## Exercise prompt
Show every line that has the string "this" in it.
==============================
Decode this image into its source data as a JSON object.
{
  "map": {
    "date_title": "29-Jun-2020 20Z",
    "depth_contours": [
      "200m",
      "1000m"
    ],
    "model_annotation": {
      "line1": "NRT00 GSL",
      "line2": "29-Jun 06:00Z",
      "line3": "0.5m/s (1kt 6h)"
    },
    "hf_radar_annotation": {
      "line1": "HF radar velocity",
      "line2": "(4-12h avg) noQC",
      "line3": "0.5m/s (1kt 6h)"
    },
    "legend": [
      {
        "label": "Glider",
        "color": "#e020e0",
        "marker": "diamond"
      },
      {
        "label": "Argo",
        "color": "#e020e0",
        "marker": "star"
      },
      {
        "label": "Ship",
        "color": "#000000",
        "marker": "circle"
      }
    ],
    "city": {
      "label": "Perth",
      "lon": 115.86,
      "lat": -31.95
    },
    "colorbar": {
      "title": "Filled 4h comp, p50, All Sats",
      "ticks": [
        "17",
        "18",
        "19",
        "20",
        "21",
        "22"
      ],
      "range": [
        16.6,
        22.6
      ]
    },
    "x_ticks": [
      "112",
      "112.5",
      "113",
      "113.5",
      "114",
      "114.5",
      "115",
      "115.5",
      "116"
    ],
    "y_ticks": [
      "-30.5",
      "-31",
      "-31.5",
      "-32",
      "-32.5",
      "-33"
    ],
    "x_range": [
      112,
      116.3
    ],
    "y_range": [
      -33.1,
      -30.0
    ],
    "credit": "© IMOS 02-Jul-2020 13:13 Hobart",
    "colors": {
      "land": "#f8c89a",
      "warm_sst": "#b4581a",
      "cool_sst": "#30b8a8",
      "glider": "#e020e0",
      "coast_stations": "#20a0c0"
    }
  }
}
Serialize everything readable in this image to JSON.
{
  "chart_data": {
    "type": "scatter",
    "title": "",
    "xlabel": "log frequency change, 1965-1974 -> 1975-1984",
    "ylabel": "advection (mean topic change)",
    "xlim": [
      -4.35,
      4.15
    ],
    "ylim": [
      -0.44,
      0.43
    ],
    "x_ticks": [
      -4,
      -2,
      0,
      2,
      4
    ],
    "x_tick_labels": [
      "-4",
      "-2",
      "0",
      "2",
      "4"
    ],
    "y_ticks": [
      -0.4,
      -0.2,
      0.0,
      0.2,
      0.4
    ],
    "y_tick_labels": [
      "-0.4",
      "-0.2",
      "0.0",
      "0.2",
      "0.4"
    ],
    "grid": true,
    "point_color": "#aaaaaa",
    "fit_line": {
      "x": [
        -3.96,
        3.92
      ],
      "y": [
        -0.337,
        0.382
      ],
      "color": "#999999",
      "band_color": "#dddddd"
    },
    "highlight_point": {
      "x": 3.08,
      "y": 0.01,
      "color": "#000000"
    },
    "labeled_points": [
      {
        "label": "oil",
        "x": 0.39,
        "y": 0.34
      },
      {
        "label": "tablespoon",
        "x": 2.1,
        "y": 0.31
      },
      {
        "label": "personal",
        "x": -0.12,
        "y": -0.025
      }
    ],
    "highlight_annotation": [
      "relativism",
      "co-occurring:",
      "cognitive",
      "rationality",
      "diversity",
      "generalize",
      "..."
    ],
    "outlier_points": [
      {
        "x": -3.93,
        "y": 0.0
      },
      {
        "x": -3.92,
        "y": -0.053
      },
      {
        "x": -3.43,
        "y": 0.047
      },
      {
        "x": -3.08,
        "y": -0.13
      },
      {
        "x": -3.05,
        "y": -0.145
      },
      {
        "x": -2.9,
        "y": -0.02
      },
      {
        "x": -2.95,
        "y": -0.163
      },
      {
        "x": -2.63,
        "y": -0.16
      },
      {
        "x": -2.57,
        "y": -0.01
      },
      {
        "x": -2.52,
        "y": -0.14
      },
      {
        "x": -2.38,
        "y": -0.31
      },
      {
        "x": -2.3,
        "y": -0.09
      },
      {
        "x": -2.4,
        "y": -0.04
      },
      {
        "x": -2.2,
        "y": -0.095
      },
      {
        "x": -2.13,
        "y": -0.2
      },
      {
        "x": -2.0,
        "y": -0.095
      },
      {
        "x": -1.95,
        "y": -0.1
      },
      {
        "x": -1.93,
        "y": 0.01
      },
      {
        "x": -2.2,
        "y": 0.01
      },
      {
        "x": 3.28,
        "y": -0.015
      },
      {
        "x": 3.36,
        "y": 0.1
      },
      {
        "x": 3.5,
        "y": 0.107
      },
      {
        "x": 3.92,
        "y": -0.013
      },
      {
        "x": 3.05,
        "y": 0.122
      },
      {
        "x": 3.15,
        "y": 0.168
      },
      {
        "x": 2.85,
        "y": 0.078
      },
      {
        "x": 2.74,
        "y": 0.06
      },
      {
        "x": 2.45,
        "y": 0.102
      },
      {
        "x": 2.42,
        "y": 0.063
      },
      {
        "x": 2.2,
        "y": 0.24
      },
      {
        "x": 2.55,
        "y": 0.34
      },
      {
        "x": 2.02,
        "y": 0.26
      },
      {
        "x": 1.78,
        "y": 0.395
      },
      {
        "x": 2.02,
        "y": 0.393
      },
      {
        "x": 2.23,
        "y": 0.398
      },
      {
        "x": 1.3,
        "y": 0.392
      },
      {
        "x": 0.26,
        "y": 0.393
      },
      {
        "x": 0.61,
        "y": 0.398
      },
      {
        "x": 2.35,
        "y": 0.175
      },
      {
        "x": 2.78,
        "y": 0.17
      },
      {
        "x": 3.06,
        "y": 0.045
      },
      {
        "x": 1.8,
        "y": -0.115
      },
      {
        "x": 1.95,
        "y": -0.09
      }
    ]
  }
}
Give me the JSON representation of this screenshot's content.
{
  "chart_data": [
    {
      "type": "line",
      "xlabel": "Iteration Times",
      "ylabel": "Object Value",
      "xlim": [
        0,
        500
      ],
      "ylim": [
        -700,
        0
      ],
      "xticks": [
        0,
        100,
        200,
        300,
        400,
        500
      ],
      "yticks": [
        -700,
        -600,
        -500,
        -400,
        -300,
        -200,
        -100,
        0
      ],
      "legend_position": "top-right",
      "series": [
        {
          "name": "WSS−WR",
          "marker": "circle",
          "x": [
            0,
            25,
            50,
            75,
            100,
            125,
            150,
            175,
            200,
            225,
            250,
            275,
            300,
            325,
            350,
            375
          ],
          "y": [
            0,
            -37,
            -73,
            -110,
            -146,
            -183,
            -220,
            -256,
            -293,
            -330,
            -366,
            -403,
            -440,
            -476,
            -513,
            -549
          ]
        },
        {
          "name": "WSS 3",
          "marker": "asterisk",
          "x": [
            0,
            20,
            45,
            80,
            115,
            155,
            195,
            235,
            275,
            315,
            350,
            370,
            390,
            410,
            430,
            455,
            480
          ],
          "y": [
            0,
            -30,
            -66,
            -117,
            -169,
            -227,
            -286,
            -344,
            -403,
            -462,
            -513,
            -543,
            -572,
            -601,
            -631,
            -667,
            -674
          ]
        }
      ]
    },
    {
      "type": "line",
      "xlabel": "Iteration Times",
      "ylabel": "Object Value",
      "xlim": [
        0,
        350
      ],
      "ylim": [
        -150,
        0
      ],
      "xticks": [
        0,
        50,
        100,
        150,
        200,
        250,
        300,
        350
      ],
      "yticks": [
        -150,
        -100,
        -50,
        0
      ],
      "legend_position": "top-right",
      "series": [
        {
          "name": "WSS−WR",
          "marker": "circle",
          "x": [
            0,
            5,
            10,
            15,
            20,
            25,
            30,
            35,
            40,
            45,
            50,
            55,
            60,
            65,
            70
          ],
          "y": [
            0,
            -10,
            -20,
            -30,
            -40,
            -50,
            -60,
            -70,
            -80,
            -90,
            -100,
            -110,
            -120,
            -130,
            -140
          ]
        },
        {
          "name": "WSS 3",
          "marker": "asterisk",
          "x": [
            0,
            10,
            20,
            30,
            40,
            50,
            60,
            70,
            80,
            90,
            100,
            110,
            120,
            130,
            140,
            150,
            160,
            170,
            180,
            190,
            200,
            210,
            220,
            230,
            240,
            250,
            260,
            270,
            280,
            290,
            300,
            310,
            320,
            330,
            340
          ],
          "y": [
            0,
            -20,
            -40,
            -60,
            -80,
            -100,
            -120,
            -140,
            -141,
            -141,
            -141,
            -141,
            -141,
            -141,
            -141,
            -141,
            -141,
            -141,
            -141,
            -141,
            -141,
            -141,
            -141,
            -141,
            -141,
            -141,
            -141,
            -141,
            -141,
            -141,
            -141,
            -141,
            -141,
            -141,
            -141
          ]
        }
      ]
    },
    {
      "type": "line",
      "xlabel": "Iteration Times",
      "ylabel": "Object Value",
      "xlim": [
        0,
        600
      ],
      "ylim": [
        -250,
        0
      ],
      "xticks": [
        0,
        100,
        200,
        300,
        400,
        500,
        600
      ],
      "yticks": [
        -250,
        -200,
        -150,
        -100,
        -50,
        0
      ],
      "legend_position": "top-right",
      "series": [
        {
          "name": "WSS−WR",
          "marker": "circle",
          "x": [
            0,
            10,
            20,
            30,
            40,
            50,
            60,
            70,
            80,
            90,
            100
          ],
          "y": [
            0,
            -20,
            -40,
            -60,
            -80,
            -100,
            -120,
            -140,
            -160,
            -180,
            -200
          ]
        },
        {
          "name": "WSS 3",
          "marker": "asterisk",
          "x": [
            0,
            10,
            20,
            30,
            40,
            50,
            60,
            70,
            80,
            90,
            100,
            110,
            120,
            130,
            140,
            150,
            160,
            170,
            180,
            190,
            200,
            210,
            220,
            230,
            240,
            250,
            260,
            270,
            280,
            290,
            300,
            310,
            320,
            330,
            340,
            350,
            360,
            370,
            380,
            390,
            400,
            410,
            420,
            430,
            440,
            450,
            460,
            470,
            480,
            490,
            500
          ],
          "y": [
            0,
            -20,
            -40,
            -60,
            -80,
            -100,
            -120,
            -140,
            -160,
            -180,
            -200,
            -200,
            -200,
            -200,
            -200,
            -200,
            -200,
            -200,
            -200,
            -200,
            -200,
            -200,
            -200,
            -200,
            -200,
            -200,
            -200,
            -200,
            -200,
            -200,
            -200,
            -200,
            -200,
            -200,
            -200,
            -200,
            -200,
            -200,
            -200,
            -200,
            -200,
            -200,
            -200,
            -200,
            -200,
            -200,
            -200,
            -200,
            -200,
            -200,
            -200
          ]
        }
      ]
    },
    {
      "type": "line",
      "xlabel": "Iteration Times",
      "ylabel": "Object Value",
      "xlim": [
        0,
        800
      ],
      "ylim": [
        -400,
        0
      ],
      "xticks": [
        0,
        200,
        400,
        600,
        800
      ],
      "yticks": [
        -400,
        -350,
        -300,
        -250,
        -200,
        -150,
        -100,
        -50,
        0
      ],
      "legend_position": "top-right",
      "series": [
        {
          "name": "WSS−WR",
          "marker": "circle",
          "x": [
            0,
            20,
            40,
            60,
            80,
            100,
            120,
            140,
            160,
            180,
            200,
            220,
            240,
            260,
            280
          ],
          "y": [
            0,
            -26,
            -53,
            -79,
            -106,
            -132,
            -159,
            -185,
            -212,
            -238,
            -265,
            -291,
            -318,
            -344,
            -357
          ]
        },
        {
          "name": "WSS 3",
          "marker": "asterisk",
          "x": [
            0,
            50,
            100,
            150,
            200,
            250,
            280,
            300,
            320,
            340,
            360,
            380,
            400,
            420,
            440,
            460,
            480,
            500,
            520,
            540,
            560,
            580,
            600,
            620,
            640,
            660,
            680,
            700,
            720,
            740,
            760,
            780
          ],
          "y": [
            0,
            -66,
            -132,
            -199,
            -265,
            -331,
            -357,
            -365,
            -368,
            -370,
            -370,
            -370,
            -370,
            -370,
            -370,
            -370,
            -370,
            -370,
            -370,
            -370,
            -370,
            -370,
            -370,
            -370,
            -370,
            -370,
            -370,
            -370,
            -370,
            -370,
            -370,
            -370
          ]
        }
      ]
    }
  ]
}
==============================
## Final result
Decode this image into its source data as a JSON object.
Serialize everything readable in this image to JSON.
Give me the JSON representation of this screenshot's content.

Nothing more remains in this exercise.